_REQUIREMENT:_ Identify every line in the records below that contains the word "samples", and reproduce each one.

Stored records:
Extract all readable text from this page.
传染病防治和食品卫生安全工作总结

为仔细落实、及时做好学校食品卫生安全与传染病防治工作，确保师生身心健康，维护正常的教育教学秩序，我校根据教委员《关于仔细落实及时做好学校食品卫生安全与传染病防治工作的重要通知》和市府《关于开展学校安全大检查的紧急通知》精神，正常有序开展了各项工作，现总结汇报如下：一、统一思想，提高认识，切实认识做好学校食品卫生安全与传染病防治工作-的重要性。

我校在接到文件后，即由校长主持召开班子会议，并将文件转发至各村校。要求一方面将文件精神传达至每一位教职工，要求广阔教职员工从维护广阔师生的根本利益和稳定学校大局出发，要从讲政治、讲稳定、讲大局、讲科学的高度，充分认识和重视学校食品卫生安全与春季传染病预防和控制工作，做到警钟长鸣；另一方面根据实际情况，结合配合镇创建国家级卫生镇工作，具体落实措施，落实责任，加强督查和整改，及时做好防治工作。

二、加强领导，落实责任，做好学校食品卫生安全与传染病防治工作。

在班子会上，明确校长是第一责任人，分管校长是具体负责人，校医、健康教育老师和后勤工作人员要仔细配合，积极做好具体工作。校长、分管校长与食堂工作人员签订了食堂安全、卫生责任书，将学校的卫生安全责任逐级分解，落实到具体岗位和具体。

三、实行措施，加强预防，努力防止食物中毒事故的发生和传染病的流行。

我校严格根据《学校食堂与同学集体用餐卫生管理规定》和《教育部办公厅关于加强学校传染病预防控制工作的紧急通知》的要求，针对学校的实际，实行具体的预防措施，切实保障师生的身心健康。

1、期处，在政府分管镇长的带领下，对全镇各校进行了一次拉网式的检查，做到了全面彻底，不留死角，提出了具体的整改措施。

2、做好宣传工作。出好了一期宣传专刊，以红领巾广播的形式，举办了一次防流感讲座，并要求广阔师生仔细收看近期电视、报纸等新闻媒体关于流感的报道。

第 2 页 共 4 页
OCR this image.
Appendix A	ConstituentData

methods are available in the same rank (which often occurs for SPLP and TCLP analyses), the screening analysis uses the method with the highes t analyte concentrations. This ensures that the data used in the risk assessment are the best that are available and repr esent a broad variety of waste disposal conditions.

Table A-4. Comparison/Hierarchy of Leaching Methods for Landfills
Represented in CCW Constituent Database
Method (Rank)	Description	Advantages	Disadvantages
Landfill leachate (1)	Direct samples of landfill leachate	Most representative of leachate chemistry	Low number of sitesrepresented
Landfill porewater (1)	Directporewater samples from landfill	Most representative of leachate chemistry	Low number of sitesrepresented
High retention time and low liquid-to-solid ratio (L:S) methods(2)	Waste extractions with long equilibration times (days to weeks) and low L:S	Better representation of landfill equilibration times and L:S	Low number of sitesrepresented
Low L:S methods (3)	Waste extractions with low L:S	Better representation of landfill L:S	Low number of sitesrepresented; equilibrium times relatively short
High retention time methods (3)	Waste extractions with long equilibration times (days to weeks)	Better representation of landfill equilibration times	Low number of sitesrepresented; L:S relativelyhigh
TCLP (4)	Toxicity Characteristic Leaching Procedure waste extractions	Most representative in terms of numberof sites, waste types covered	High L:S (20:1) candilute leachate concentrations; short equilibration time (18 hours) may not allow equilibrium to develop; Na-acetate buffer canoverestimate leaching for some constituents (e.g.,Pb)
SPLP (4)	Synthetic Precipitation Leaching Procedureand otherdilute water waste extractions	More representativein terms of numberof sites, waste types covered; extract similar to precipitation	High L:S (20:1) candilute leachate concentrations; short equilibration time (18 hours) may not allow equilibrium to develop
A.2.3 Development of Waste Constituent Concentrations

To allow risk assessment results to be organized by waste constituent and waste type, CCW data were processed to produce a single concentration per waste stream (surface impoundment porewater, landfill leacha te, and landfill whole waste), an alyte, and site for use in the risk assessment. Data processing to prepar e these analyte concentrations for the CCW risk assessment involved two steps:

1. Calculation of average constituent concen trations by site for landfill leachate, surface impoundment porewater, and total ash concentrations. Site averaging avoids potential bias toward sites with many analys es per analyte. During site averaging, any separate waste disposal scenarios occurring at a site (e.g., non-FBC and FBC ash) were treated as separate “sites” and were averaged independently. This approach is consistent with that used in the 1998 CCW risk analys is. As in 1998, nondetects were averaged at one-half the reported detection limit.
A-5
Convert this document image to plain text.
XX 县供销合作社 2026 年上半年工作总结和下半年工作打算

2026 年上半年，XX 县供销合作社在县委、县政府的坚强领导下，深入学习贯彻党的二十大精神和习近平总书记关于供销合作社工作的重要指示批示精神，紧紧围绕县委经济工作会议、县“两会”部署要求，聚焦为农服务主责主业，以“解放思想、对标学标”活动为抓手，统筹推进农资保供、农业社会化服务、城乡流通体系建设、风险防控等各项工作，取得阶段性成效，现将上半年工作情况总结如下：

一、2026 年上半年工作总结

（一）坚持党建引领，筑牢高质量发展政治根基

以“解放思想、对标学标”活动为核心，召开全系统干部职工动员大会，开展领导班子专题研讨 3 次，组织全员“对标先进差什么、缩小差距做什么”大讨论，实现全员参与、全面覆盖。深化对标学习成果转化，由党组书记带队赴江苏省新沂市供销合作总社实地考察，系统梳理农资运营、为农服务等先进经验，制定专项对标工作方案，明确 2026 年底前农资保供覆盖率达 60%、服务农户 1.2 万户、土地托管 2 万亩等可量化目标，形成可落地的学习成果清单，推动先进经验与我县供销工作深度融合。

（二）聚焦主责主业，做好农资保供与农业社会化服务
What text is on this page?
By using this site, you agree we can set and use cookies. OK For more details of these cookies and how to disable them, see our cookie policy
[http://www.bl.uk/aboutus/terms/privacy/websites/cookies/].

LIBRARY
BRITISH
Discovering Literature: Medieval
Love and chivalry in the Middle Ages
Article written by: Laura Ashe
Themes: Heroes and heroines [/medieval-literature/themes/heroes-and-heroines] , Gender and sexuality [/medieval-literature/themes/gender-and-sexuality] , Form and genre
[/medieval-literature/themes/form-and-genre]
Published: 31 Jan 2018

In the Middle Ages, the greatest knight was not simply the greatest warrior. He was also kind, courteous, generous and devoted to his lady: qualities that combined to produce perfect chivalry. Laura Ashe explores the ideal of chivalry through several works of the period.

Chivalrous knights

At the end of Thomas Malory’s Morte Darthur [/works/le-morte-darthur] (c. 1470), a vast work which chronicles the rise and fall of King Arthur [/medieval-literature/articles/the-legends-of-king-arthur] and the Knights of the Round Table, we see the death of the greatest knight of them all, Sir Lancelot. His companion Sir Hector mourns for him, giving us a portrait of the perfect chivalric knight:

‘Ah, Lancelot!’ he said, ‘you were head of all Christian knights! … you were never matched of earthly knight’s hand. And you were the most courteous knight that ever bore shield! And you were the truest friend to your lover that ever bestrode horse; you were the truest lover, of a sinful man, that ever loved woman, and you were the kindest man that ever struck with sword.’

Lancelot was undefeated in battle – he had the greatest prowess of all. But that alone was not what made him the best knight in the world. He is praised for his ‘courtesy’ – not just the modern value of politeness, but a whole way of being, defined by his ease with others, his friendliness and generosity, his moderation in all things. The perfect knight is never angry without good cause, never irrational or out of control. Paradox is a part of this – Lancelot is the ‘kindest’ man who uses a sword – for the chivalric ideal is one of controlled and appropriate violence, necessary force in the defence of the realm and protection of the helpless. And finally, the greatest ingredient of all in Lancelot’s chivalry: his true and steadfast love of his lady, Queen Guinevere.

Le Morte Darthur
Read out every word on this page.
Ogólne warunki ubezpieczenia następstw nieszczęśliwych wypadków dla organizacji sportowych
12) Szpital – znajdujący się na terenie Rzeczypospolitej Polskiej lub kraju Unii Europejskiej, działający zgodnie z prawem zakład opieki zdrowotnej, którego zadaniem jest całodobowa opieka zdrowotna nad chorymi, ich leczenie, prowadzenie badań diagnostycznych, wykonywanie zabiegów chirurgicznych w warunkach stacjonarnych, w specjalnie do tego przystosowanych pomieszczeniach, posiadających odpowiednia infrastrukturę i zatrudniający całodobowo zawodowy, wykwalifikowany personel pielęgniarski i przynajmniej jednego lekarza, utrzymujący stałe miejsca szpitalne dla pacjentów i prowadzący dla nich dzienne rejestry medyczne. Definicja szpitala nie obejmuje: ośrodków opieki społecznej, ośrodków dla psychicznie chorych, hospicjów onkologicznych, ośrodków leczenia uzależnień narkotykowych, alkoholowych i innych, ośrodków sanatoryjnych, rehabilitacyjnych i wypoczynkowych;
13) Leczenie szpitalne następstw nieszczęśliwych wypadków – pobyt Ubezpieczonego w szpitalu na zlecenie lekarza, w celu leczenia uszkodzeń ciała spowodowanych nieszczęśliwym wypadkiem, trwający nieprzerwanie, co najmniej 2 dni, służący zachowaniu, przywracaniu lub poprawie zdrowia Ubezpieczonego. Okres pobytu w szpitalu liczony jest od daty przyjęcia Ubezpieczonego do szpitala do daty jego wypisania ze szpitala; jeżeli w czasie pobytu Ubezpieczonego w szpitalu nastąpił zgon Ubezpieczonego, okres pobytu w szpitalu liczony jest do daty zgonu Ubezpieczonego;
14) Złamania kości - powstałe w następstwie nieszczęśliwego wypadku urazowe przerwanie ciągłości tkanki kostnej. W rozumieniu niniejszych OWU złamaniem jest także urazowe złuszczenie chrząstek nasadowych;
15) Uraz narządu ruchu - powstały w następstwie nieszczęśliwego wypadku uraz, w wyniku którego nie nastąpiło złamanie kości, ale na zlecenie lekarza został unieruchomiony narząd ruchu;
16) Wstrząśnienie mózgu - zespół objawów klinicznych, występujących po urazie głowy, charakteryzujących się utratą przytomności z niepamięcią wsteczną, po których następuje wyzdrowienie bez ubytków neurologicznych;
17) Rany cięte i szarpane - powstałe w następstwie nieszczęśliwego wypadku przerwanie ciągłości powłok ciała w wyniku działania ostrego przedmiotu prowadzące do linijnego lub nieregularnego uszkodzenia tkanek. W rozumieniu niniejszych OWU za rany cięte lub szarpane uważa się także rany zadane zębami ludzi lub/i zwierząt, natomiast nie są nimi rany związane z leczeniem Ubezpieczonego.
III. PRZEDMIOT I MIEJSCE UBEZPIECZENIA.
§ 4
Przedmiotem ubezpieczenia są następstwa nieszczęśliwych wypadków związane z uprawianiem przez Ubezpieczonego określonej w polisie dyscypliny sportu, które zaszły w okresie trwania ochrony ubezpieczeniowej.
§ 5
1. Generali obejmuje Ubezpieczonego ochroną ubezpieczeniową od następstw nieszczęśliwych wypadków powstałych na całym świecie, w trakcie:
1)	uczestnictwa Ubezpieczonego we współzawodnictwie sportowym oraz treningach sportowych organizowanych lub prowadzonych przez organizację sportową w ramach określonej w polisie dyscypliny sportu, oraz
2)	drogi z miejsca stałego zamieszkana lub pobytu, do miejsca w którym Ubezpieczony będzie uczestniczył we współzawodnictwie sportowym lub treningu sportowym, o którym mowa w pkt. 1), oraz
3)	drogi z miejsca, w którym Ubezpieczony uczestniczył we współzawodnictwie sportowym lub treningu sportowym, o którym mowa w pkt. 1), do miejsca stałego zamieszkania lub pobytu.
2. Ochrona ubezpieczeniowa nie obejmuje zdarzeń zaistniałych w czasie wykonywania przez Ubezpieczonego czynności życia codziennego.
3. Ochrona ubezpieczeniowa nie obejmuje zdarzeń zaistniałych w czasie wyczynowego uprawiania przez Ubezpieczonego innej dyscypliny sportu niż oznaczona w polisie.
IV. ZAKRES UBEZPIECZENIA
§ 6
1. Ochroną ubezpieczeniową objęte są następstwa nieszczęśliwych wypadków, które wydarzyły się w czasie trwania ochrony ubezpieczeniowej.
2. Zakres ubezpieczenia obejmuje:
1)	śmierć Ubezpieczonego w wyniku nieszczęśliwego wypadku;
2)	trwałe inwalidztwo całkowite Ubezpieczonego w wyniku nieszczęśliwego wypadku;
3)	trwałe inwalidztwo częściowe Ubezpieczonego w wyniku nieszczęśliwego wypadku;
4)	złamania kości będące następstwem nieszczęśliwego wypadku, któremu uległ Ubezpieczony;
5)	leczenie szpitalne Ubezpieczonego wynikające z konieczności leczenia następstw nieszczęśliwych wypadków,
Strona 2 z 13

_ANSWER TO THIS TASK:_
Landfill leachate (1)	Direct samples of landfill leachate	Most representative of leachate chemistry	Low number of sitesrepresented
Landfill porewater (1)	Directporewater samples from landfill	Most representative of leachate chemistry	Low number of sitesrepresented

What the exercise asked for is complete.